Stored rows:
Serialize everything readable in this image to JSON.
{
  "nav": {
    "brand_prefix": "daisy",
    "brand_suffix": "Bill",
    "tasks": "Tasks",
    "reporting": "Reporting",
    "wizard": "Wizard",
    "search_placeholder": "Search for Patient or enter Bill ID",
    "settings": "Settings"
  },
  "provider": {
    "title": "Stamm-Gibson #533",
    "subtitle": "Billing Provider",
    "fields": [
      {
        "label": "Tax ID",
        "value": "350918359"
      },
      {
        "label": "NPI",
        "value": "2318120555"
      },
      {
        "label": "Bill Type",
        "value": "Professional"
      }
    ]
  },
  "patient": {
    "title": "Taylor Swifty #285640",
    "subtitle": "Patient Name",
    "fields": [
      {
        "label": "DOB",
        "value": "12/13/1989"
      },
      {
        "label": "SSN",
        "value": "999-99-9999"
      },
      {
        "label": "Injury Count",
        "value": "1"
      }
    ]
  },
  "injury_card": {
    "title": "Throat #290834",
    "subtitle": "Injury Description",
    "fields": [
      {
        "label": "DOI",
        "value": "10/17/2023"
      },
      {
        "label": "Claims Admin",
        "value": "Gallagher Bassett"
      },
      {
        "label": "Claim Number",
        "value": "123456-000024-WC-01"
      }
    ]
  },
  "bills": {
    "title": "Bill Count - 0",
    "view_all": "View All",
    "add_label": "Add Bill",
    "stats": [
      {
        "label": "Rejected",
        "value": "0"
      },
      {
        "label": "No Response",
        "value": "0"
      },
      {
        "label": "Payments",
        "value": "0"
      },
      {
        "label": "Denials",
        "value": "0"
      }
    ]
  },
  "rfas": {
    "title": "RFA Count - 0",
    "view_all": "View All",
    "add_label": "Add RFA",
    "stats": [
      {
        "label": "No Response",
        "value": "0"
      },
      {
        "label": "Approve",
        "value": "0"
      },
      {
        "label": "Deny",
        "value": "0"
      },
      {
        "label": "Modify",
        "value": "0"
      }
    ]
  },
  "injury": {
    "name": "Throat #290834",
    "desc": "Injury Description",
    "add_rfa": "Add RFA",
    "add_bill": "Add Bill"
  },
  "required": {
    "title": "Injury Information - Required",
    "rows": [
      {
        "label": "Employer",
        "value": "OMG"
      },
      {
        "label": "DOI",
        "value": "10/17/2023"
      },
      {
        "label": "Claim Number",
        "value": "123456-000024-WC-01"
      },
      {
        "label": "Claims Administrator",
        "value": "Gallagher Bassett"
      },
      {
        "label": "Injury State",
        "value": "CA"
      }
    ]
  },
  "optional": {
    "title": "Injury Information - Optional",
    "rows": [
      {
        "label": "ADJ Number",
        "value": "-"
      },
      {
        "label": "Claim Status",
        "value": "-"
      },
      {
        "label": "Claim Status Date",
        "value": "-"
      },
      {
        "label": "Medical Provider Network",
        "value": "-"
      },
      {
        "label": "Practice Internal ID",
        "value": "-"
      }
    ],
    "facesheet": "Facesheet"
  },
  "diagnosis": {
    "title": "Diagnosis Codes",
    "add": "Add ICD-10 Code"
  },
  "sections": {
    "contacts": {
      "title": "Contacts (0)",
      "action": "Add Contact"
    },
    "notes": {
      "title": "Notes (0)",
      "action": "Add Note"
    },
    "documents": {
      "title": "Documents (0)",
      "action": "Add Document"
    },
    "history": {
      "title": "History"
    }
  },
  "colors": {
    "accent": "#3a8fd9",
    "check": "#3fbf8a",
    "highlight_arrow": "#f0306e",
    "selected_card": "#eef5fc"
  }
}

Written exercise:
Where does the word "Count" appear? Return each line that holds it.

Answer:
        "label": "Injury Count",
    "title": "Bill Count - 0",
    "title": "RFA Count - 0",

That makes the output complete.